**Work to complete**. With the images removed, repeat the data below exactly.

--- START OF Information provided ---

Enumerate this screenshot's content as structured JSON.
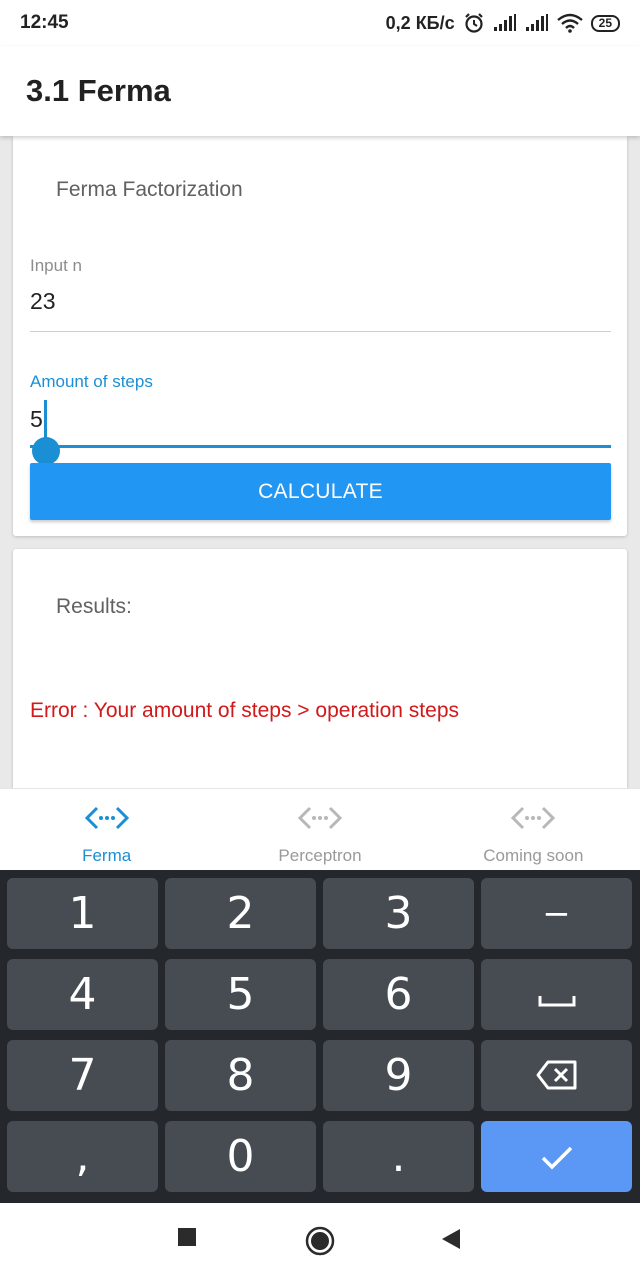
{
  "status_bar": {
    "time": "12:45",
    "network_speed": "0,2 КБ/с",
    "battery_level": "25",
    "icons": [
      "alarm-icon",
      "signal-icon",
      "signal-icon",
      "wifi-icon",
      "battery-icon"
    ]
  },
  "app_bar": {
    "title": "3.1 Ferma"
  },
  "calc_card": {
    "heading": "Ferma Factorization",
    "input_label": "Input n",
    "input_value": "23",
    "steps_label": "Amount of steps",
    "steps_value": "5",
    "button_label": "CALCULATE"
  },
  "results_card": {
    "heading": "Results:",
    "error_message": "Error : Your amount of steps > operation steps"
  },
  "bottom_nav": {
    "items": [
      {
        "label": "Ferma",
        "icon": "code-arrows-icon",
        "active": true
      },
      {
        "label": "Perceptron",
        "icon": "code-arrows-icon",
        "active": false
      },
      {
        "label": "Coming soon",
        "icon": "code-arrows-icon",
        "active": false
      }
    ]
  },
  "keyboard": {
    "keys": [
      "1",
      "2",
      "3",
      "−",
      "4",
      "5",
      "6",
      "space",
      "7",
      "8",
      "9",
      "backspace",
      ",",
      "0",
      ".",
      "enter"
    ]
  },
  "colors": {
    "accent": "#2196f3",
    "label_blue": "#1b8fd4",
    "error_red": "#d0191a",
    "keyboard_bg": "#24282d",
    "key_bg": "#474c52",
    "enter_key": "#5b97f4"
  }
}
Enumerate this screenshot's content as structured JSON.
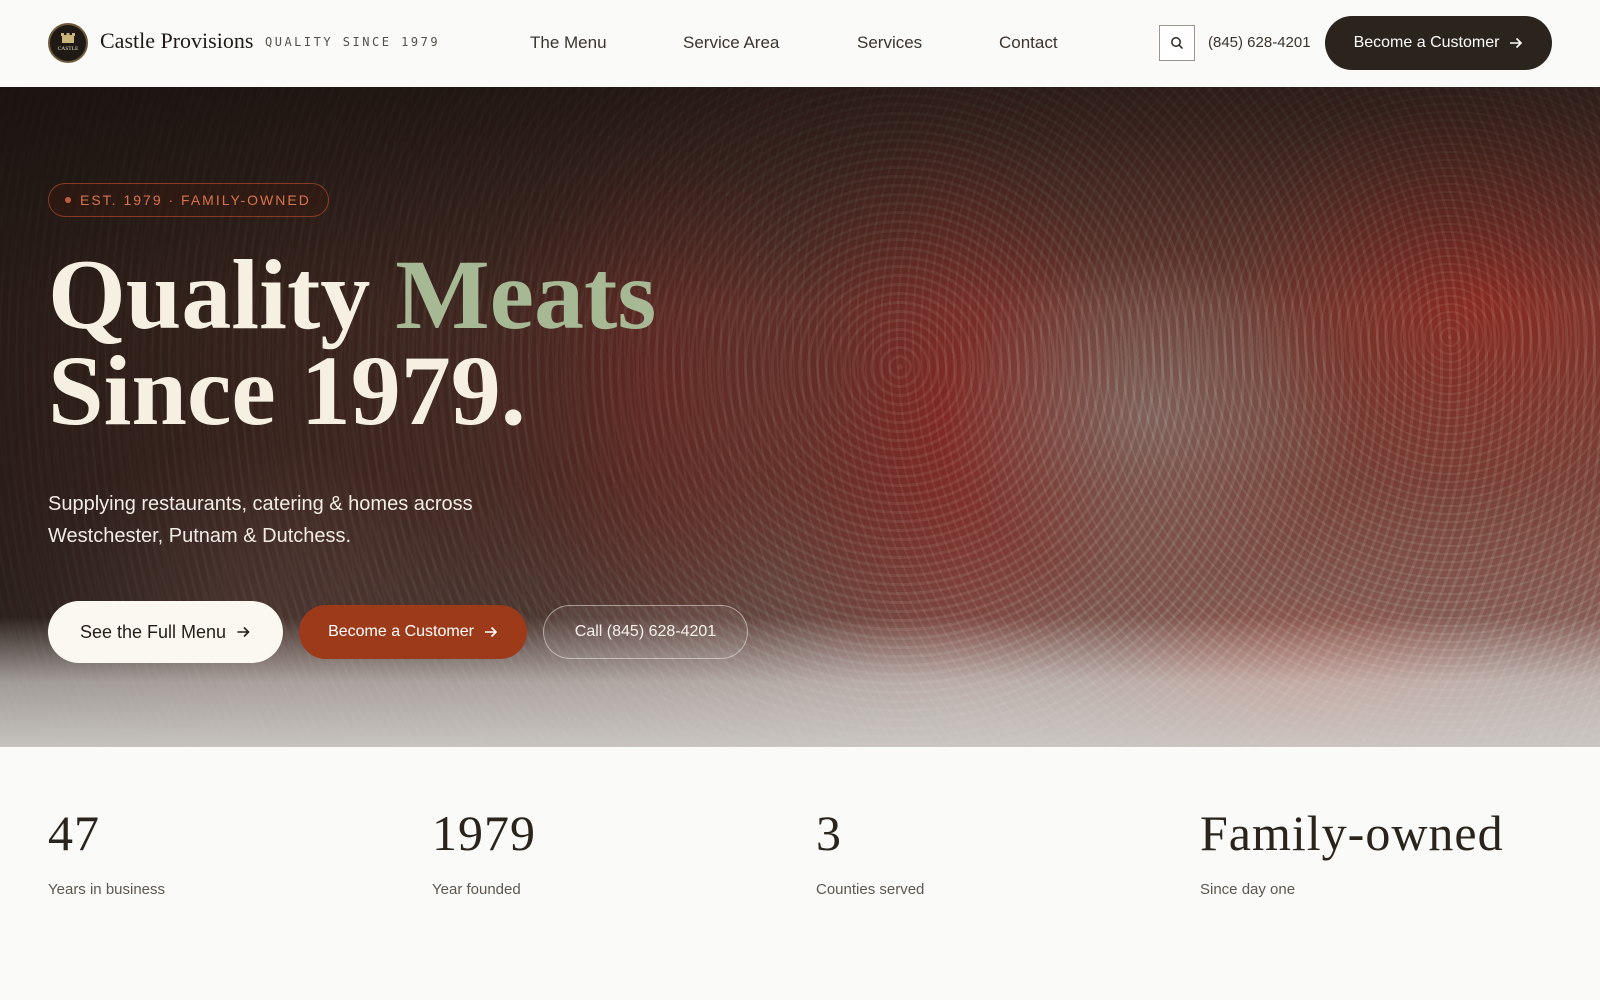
{
  "header": {
    "brand": "Castle Provisions",
    "tagline": "QUALITY SINCE 1979",
    "logo_text": "CASTLE",
    "nav": [
      "The Menu",
      "Service Area",
      "Services",
      "Contact"
    ],
    "phone": "(845) 628-4201",
    "cta_label": "Become a Customer"
  },
  "hero": {
    "badge": "EST. 1979 · FAMILY-OWNED",
    "title_part1": "Quality",
    "title_accent": "Meats",
    "title_line2": "Since 1979.",
    "subtitle": "Supplying restaurants, catering & homes across Westchester, Putnam & Dutchess.",
    "buttons": {
      "menu": "See the Full Menu",
      "customer": "Become a Customer",
      "call": "Call (845) 628-4201"
    }
  },
  "stats": [
    {
      "value": "47",
      "label": "Years in business"
    },
    {
      "value": "1979",
      "label": "Year founded"
    },
    {
      "value": "3",
      "label": "Counties served"
    },
    {
      "value": "Family-owned",
      "label": "Since day one"
    }
  ],
  "colors": {
    "dark": "#2b241d",
    "accent_green": "#a6b894",
    "accent_orange": "#9c3a19",
    "badge": "#d8734d",
    "background": "#fafaf8"
  },
  "icons": {
    "search": "search-icon",
    "arrow": "arrow-right-icon"
  }
}
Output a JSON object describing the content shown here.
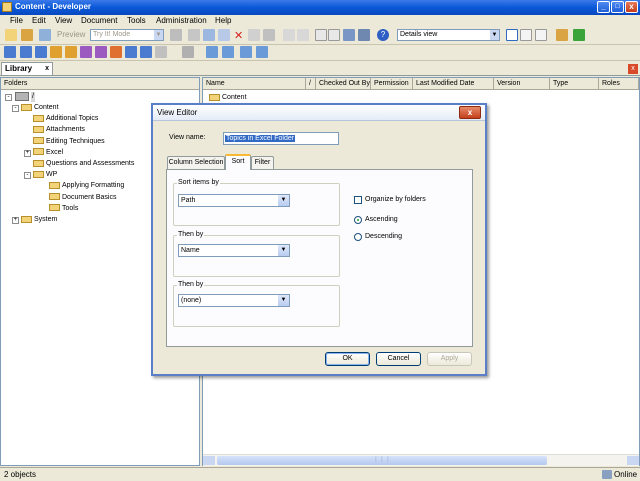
{
  "window": {
    "title": "Content - Developer",
    "min_glyph": "_",
    "max_glyph": "□",
    "close_glyph": "x"
  },
  "menu": [
    "File",
    "Edit",
    "View",
    "Document",
    "Tools",
    "Administration",
    "Help"
  ],
  "toolbar": {
    "preview_label": "Preview",
    "mode_combo": "Try It! Mode",
    "view_combo": "Details view"
  },
  "library_tab": {
    "label": "Library",
    "close_glyph": "x"
  },
  "folders": {
    "header": "Folders",
    "root": "/",
    "items": [
      {
        "label": "Content",
        "level": 1,
        "expander": "-"
      },
      {
        "label": "Additional Topics",
        "level": 2,
        "expander": ""
      },
      {
        "label": "Attachments",
        "level": 2,
        "expander": ""
      },
      {
        "label": "Editing Techniques",
        "level": 2,
        "expander": ""
      },
      {
        "label": "Excel",
        "level": 2,
        "expander": "+"
      },
      {
        "label": "Questions and Assessments",
        "level": 2,
        "expander": ""
      },
      {
        "label": "WP",
        "level": 2,
        "expander": "-"
      },
      {
        "label": "Applying Formatting",
        "level": 3,
        "expander": ""
      },
      {
        "label": "Document Basics",
        "level": 3,
        "expander": ""
      },
      {
        "label": "Tools",
        "level": 3,
        "expander": ""
      },
      {
        "label": "System",
        "level": 1,
        "expander": "+"
      }
    ]
  },
  "list": {
    "columns": [
      "Name",
      "/",
      "Checked Out By",
      "Permission",
      "Last Modified Date",
      "Version",
      "Type",
      "Roles"
    ],
    "rows": [
      "Content"
    ],
    "scroll_glyph": "⋮⋮⋮"
  },
  "status": {
    "count": "2 objects",
    "connection": "Online"
  },
  "dialog": {
    "title": "View Editor",
    "close_glyph": "x",
    "view_name_label": "View name:",
    "view_name_value": "Topics in Excel Folder",
    "tabs": [
      "Column Selection",
      "Sort",
      "Filter"
    ],
    "active_tab": "Sort",
    "sort_items_by_label": "Sort items by",
    "sort_items_by_value": "Path",
    "then_by_1_label": "Then by",
    "then_by_1_value": "Name",
    "then_by_2_label": "Then by",
    "then_by_2_value": "(none)",
    "organize_by_folders": "Organize by folders",
    "organize_checked": false,
    "ascending": "Ascending",
    "descending": "Descending",
    "sort_direction": "Ascending",
    "ok": "OK",
    "cancel": "Cancel",
    "apply": "Apply",
    "dropdown_glyph": "▼"
  },
  "colors": {
    "titlebar": "#0a58d8",
    "folder": "#f3d37a",
    "selection": "#316ac5",
    "tab_highlight": "#f9b934"
  }
}
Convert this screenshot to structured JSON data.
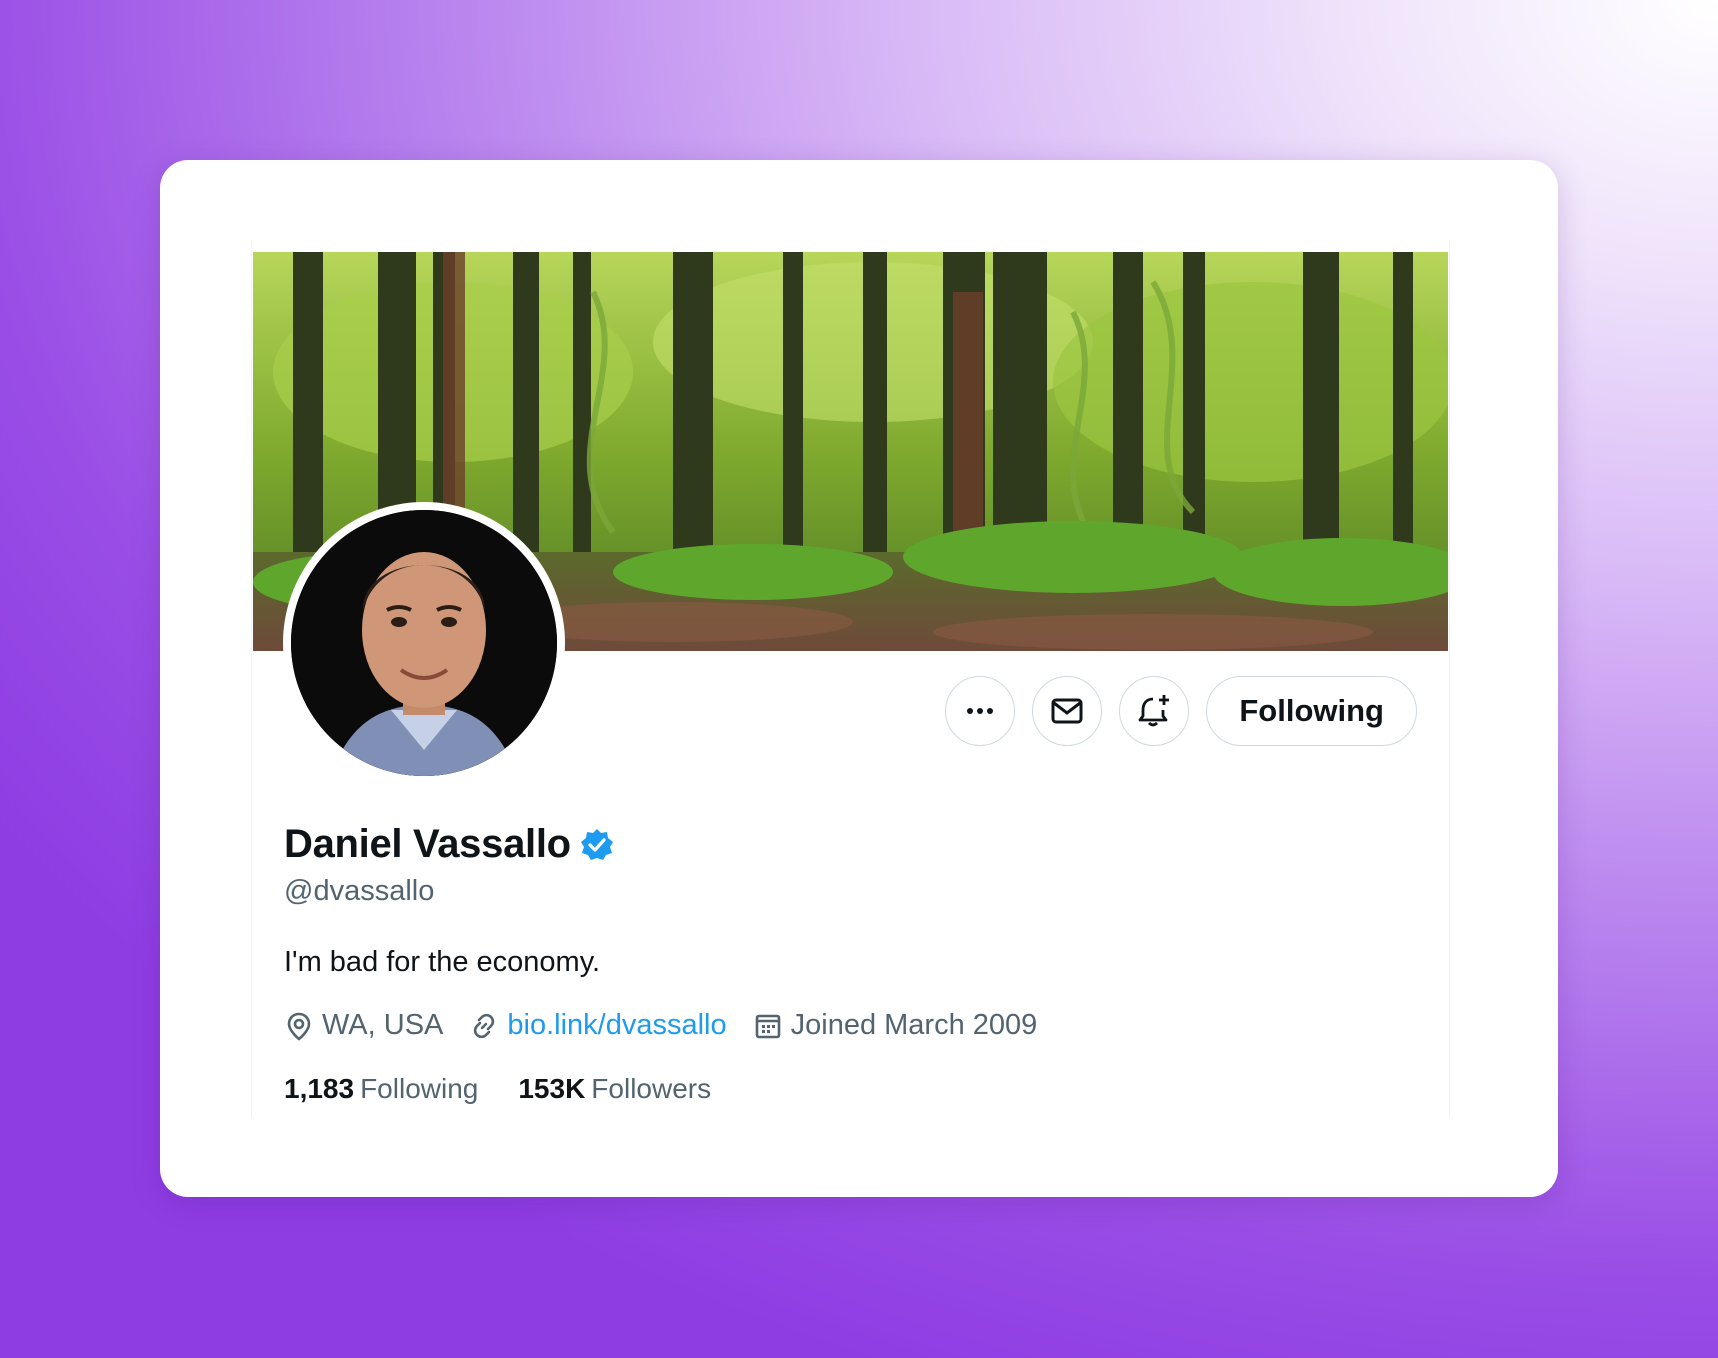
{
  "profile": {
    "display_name": "Daniel Vassallo",
    "verified_badge": "verified-badge-icon",
    "handle": "@dvassallo",
    "bio": "I'm bad for the economy.",
    "location": "WA, USA",
    "website": "bio.link/dvassallo",
    "joined": "Joined March 2009",
    "stats": {
      "following_count": "1,183",
      "following_label": "Following",
      "followers_count": "153K",
      "followers_label": "Followers"
    }
  },
  "actions": {
    "more_icon": "more-icon",
    "message_icon": "mail-icon",
    "notify_icon": "bell-plus-icon",
    "follow_label": "Following"
  },
  "colors": {
    "accent": "#1d9bf0",
    "text_primary": "#0f1419",
    "text_secondary": "#536471",
    "border": "#cfd9de"
  }
}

--- END OF Information provided ---

**Answer to the exercise**.
Enumerate this screenshot's content as structured JSON.
{
  "status_bar": {
    "time": "12:45",
    "network_speed": "0,2 КБ/с",
    "battery_level": "25",
    "icons": [
      "alarm-icon",
      "signal-icon",
      "signal-icon",
      "wifi-icon",
      "battery-icon"
    ]
  },
  "app_bar": {
    "title": "3.1 Ferma"
  },
  "calc_card": {
    "heading": "Ferma Factorization",
    "input_label": "Input n",
    "input_value": "23",
    "steps_label": "Amount of steps",
    "steps_value": "5",
    "button_label": "CALCULATE"
  },
  "results_card": {
    "heading": "Results:",
    "error_message": "Error : Your amount of steps > operation steps"
  },
  "bottom_nav": {
    "items": [
      {
        "label": "Ferma",
        "icon": "code-arrows-icon",
        "active": true
      },
      {
        "label": "Perceptron",
        "icon": "code-arrows-icon",
        "active": false
      },
      {
        "label": "Coming soon",
        "icon": "code-arrows-icon",
        "active": false
      }
    ]
  },
  "keyboard": {
    "keys": [
      "1",
      "2",
      "3",
      "−",
      "4",
      "5",
      "6",
      "space",
      "7",
      "8",
      "9",
      "backspace",
      ",",
      "0",
      ".",
      "enter"
    ]
  },
  "colors": {
    "accent": "#2196f3",
    "label_blue": "#1b8fd4",
    "error_red": "#d0191a",
    "keyboard_bg": "#24282d",
    "key_bg": "#474c52",
    "enter_key": "#5b97f4"
  }
}
Enumerate this screenshot's content as structured JSON.
{
  "header": {
    "brand": "Castle Provisions",
    "tagline": "QUALITY SINCE 1979",
    "logo_text": "CASTLE",
    "nav": [
      "The Menu",
      "Service Area",
      "Services",
      "Contact"
    ],
    "phone": "(845) 628-4201",
    "cta_label": "Become a Customer"
  },
  "hero": {
    "badge": "EST. 1979 · FAMILY-OWNED",
    "title_part1": "Quality",
    "title_accent": "Meats",
    "title_line2": "Since 1979.",
    "subtitle": "Supplying restaurants, catering & homes across Westchester, Putnam & Dutchess.",
    "buttons": {
      "menu": "See the Full Menu",
      "customer": "Become a Customer",
      "call": "Call (845) 628-4201"
    }
  },
  "stats": [
    {
      "value": "47",
      "label": "Years in business"
    },
    {
      "value": "1979",
      "label": "Year founded"
    },
    {
      "value": "3",
      "label": "Counties served"
    },
    {
      "value": "Family-owned",
      "label": "Since day one"
    }
  ],
  "colors": {
    "dark": "#2b241d",
    "accent_green": "#a6b894",
    "accent_orange": "#9c3a19",
    "badge": "#d8734d",
    "background": "#fafaf8"
  },
  "icons": {
    "search": "search-icon",
    "arrow": "arrow-right-icon"
  }
}
Output a JSON object describing the content shown here.
{
  "window": {
    "title": "Content - Developer",
    "min_glyph": "_",
    "max_glyph": "□",
    "close_glyph": "x"
  },
  "menu": [
    "File",
    "Edit",
    "View",
    "Document",
    "Tools",
    "Administration",
    "Help"
  ],
  "toolbar": {
    "preview_label": "Preview",
    "mode_combo": "Try It! Mode",
    "view_combo": "Details view"
  },
  "library_tab": {
    "label": "Library",
    "close_glyph": "x"
  },
  "folders": {
    "header": "Folders",
    "root": "/",
    "items": [
      {
        "label": "Content",
        "level": 1,
        "expander": "-"
      },
      {
        "label": "Additional Topics",
        "level": 2,
        "expander": ""
      },
      {
        "label": "Attachments",
        "level": 2,
        "expander": ""
      },
      {
        "label": "Editing Techniques",
        "level": 2,
        "expander": ""
      },
      {
        "label": "Excel",
        "level": 2,
        "expander": "+"
      },
      {
        "label": "Questions and Assessments",
        "level": 2,
        "expander": ""
      },
      {
        "label": "WP",
        "level": 2,
        "expander": "-"
      },
      {
        "label": "Applying Formatting",
        "level": 3,
        "expander": ""
      },
      {
        "label": "Document Basics",
        "level": 3,
        "expander": ""
      },
      {
        "label": "Tools",
        "level": 3,
        "expander": ""
      },
      {
        "label": "System",
        "level": 1,
        "expander": "+"
      }
    ]
  },
  "list": {
    "columns": [
      "Name",
      "/",
      "Checked Out By",
      "Permission",
      "Last Modified Date",
      "Version",
      "Type",
      "Roles"
    ],
    "rows": [
      "Content"
    ],
    "scroll_glyph": "⋮⋮⋮"
  },
  "status": {
    "count": "2 objects",
    "connection": "Online"
  },
  "dialog": {
    "title": "View Editor",
    "close_glyph": "x",
    "view_name_label": "View name:",
    "view_name_value": "Topics in Excel Folder",
    "tabs": [
      "Column Selection",
      "Sort",
      "Filter"
    ],
    "active_tab": "Sort",
    "sort_items_by_label": "Sort items by",
    "sort_items_by_value": "Path",
    "then_by_1_label": "Then by",
    "then_by_1_value": "Name",
    "then_by_2_label": "Then by",
    "then_by_2_value": "(none)",
    "organize_by_folders": "Organize by folders",
    "organize_checked": false,
    "ascending": "Ascending",
    "descending": "Descending",
    "sort_direction": "Ascending",
    "ok": "OK",
    "cancel": "Cancel",
    "apply": "Apply",
    "dropdown_glyph": "▼"
  },
  "colors": {
    "titlebar": "#0a58d8",
    "folder": "#f3d37a",
    "selection": "#316ac5",
    "tab_highlight": "#f9b934"
  }
}
Convert this screenshot to structured JSON data.
{
  "profile": {
    "display_name": "Daniel Vassallo",
    "verified_badge": "verified-badge-icon",
    "handle": "@dvassallo",
    "bio": "I'm bad for the economy.",
    "location": "WA, USA",
    "website": "bio.link/dvassallo",
    "joined": "Joined March 2009",
    "stats": {
      "following_count": "1,183",
      "following_label": "Following",
      "followers_count": "153K",
      "followers_label": "Followers"
    }
  },
  "actions": {
    "more_icon": "more-icon",
    "message_icon": "mail-icon",
    "notify_icon": "bell-plus-icon",
    "follow_label": "Following"
  },
  "colors": {
    "accent": "#1d9bf0",
    "text_primary": "#0f1419",
    "text_secondary": "#536471",
    "border": "#cfd9de"
  }
}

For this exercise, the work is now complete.